Find the lines with the string "GRAPHIC" and return them.

[Excerpted data start]

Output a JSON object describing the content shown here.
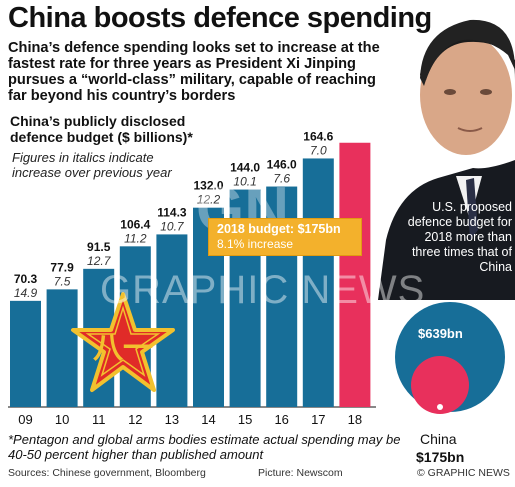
{
  "title": "China boosts defence spending",
  "subtitle": "China’s defence spending looks set to increase at the fastest rate for three years as President Xi Jinping pursues a “world-class” military, capable of reaching far beyond his country’s borders",
  "chart_title": "China’s publicly disclosed defence budget ($ billions)*",
  "chart_note": "Figures in italics indicate increase over previous year",
  "callout": {
    "line1": "2018 budget: $175bn",
    "line2": "8.1% increase"
  },
  "comparison_text": "U.S. proposed defence budget for 2018 more than three times that of China",
  "us_value_label": "$639bn",
  "china_label": "China",
  "china_value_label": "$175bn",
  "watermark": "GRAPHIC NEWS",
  "footnote": "*Pentagon and global arms bodies estimate actual spending may be 40-50 percent higher than published amount",
  "source": "Sources: Chinese government, Bloomberg",
  "picture_credit": "Picture: Newscom",
  "copyright": "© GRAPHIC NEWS",
  "colors": {
    "bar": "#176e98",
    "highlight": "#e8305c",
    "callout": "#f3b12c",
    "us_circle": "#176e98",
    "china_circle": "#e8305c",
    "star": "#e02b28",
    "star_stroke": "#f2c12e"
  },
  "chart_data": {
    "type": "bar",
    "title": "China’s publicly disclosed defence budget ($ billions)*",
    "categories": [
      "09",
      "10",
      "11",
      "12",
      "13",
      "14",
      "15",
      "16",
      "17",
      "18"
    ],
    "values": [
      70.3,
      77.9,
      91.5,
      106.4,
      114.3,
      132.0,
      144.0,
      146.0,
      164.6,
      175
    ],
    "value_labels": [
      "70.3",
      "77.9",
      "91.5",
      "106.4",
      "114.3",
      "132.0",
      "144.0",
      "146.0",
      "164.6",
      ""
    ],
    "increase_labels": [
      "14.9",
      "7.5",
      "12.7",
      "11.2",
      "10.7",
      "12.2",
      "10.1",
      "7.6",
      "7.0",
      ""
    ],
    "highlight_index": 9,
    "ylim": [
      0,
      200
    ],
    "grid": false,
    "legend": "none",
    "comparison": {
      "us": 639,
      "china": 175
    }
  }
}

[Excerpted data end]

-- Solved exercise --
  "watermark": "GRAPHIC NEWS",
  "copyright": "© GRAPHIC NEWS",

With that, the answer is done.